— Start PROVIDED INFORMATION —
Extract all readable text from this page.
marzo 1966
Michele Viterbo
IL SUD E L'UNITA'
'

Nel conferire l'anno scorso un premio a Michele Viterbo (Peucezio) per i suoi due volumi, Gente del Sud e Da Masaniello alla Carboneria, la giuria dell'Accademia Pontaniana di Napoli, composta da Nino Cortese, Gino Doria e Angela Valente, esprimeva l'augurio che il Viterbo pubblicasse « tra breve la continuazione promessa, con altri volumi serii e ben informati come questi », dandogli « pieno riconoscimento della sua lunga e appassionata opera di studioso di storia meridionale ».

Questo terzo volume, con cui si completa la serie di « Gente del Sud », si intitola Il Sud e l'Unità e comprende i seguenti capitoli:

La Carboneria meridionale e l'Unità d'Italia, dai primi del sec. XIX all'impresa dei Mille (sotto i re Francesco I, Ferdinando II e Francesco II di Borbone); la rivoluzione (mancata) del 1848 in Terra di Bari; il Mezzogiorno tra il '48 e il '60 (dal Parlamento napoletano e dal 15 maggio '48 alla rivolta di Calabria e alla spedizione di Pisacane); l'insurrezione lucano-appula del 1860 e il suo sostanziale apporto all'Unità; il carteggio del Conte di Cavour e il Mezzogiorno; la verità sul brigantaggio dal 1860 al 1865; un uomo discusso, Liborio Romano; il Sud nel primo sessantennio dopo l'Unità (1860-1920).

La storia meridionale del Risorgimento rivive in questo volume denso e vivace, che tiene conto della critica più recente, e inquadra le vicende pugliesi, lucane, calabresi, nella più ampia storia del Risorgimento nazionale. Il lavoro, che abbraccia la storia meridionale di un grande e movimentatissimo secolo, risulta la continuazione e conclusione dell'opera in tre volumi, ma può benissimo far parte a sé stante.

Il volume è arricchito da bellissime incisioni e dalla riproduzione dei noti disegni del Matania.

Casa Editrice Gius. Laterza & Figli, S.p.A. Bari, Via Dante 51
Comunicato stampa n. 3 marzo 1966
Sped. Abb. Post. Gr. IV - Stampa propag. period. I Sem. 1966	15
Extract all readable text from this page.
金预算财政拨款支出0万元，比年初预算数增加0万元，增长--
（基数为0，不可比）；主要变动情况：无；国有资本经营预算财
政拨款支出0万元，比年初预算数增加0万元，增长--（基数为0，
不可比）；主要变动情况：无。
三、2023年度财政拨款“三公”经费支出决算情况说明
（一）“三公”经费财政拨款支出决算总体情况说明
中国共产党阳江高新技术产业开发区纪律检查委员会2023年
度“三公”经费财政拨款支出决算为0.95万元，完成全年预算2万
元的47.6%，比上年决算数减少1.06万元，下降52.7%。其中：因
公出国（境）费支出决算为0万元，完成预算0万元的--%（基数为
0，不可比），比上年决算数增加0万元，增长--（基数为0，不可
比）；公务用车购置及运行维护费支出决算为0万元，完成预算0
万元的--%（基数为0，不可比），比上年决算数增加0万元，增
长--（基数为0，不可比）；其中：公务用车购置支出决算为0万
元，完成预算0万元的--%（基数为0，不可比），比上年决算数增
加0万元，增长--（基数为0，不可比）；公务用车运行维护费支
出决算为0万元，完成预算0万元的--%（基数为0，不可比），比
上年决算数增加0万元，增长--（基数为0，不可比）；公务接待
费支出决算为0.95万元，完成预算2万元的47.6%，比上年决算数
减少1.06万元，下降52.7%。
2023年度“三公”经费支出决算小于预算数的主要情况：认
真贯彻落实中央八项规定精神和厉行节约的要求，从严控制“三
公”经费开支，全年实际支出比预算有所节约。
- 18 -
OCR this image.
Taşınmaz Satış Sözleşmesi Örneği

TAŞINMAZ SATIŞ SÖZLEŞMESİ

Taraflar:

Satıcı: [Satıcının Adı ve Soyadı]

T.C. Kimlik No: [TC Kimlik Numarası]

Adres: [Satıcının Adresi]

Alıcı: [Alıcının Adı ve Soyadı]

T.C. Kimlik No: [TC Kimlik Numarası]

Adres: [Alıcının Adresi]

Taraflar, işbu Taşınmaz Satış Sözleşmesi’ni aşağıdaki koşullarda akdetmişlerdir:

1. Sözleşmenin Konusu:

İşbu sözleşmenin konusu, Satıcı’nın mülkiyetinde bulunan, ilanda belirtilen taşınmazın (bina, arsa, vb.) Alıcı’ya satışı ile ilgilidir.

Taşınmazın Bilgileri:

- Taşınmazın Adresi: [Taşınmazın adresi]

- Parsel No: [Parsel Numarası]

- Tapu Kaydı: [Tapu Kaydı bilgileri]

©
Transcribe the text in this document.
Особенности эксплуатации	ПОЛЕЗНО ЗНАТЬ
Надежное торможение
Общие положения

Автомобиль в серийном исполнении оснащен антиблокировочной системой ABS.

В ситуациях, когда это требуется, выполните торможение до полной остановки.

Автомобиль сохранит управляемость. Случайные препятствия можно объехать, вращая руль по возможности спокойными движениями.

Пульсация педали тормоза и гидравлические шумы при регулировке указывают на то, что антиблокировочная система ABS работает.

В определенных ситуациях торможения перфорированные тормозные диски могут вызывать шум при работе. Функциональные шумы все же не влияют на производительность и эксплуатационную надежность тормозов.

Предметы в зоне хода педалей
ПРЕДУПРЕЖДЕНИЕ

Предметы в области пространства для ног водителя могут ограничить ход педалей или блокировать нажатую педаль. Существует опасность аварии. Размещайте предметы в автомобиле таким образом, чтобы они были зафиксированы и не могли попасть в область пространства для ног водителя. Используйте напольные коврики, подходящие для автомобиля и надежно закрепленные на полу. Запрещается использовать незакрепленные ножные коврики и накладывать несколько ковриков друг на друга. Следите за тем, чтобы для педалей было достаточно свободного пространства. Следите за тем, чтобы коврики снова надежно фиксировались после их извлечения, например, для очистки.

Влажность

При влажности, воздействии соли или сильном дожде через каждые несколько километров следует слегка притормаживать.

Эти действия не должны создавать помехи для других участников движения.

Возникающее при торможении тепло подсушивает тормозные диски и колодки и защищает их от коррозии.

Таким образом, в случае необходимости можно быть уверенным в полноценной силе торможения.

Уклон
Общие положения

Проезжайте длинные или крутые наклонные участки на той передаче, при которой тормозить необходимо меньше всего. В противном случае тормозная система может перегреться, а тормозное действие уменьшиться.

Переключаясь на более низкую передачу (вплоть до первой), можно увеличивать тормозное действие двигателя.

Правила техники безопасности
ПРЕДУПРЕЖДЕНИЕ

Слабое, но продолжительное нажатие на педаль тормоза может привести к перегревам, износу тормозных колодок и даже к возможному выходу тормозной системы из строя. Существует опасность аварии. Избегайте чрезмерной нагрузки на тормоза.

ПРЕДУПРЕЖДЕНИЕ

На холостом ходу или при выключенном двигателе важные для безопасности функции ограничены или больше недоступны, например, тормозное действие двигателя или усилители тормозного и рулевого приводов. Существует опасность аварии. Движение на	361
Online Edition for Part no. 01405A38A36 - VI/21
— End PROVIDED INFORMATION —
◆ YOUR OBJECTIVE
Write out every line of the entries that holds the word "торможения".

◆ SOLUTION FOR THIS TASK
В определенных ситуациях торможения перфорированные тормозные диски могут вызывать шум при работе. Функциональные шумы все же не влияют на производительность и эксплуатационную надежность тормозов.
Таким образом, в случае необходимости можно быть уверенным в полноценной силе торможения.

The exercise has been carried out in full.